**DIRECTIONS**. Each entry below is to be duplicated verbatim.

Records excerpted from a collection
--

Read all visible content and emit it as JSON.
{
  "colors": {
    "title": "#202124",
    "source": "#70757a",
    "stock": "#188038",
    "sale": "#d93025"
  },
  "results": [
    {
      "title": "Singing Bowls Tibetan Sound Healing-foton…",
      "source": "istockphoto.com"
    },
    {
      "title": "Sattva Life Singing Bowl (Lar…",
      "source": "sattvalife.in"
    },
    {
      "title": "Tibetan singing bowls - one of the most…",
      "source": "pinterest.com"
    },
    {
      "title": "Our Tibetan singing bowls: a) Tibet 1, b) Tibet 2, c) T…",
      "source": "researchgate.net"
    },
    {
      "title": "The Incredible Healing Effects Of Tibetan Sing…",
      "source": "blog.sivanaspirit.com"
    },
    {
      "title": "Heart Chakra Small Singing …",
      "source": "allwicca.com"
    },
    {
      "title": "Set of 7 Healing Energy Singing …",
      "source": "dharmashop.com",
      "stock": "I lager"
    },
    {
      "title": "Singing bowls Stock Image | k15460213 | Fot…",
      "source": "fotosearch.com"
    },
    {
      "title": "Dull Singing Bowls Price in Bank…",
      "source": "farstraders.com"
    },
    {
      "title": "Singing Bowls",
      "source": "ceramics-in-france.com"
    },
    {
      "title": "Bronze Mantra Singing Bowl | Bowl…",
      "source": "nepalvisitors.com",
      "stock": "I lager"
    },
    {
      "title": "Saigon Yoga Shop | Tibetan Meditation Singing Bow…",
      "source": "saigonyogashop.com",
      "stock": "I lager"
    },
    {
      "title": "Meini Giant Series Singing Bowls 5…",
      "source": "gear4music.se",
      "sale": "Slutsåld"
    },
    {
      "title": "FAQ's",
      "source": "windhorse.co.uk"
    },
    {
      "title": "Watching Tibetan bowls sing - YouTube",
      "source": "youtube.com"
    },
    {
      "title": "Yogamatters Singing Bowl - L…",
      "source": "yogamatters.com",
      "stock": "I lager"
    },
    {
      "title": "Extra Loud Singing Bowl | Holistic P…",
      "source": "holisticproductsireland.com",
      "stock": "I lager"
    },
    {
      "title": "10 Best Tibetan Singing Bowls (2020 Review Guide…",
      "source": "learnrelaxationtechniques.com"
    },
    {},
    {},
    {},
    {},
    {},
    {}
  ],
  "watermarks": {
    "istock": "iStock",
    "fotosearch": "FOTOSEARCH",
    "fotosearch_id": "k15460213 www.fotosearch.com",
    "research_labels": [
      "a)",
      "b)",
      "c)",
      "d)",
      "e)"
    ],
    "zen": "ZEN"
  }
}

--

**WRITTEN ANSWER**.
Read all visible content and emit it as JSON.
{
  "colors": {
    "title": "#202124",
    "source": "#70757a",
    "stock": "#188038",
    "sale": "#d93025"
  },
  "results": [
    {
      "title": "Singing Bowls Tibetan Sound Healing-foton…",
      "source": "istockphoto.com"
    },
    {
      "title": "Sattva Life Singing Bowl (Lar…",
      "source": "sattvalife.in"
    },
    {
      "title": "Tibetan singing bowls - one of the most…",
      "source": "pinterest.com"
    },
    {
      "title": "Our Tibetan singing bowls: a) Tibet 1, b) Tibet 2, c) T…",
      "source": "researchgate.net"
    },
    {
      "title": "The Incredible Healing Effects Of Tibetan Sing…",
      "source": "blog.sivanaspirit.com"
    },
    {
      "title": "Heart Chakra Small Singing …",
      "source": "allwicca.com"
    },
    {
      "title": "Set of 7 Healing Energy Singing …",
      "source": "dharmashop.com",
      "stock": "I lager"
    },
    {
      "title": "Singing bowls Stock Image | k15460213 | Fot…",
      "source": "fotosearch.com"
    },
    {
      "title": "Dull Singing Bowls Price in Bank…",
      "source": "farstraders.com"
    },
    {
      "title": "Singing Bowls",
      "source": "ceramics-in-france.com"
    },
    {
      "title": "Bronze Mantra Singing Bowl | Bowl…",
      "source": "nepalvisitors.com",
      "stock": "I lager"
    },
    {
      "title": "Saigon Yoga Shop | Tibetan Meditation Singing Bow…",
      "source": "saigonyogashop.com",
      "stock": "I lager"
    },
    {
      "title": "Meini Giant Series Singing Bowls 5…",
      "source": "gear4music.se",
      "sale": "Slutsåld"
    },
    {
      "title": "FAQ's",
      "source": "windhorse.co.uk"
    },
    {
      "title": "Watching Tibetan bowls sing - YouTube",
      "source": "youtube.com"
    },
    {
      "title": "Yogamatters Singing Bowl - L…",
      "source": "yogamatters.com",
      "stock": "I lager"
    },
    {
      "title": "Extra Loud Singing Bowl | Holistic P…",
      "source": "holisticproductsireland.com",
      "stock": "I lager"
    },
    {
      "title": "10 Best Tibetan Singing Bowls (2020 Review Guide…",
      "source": "learnrelaxationtechniques.com"
    },
    {},
    {},
    {},
    {},
    {},
    {}
  ],
  "watermarks": {
    "istock": "iStock",
    "fotosearch": "FOTOSEARCH",
    "fotosearch_id": "k15460213 www.fotosearch.com",
    "research_labels": [
      "a)",
      "b)",
      "c)",
      "d)",
      "e)"
    ],
    "zen": "ZEN"
  }
}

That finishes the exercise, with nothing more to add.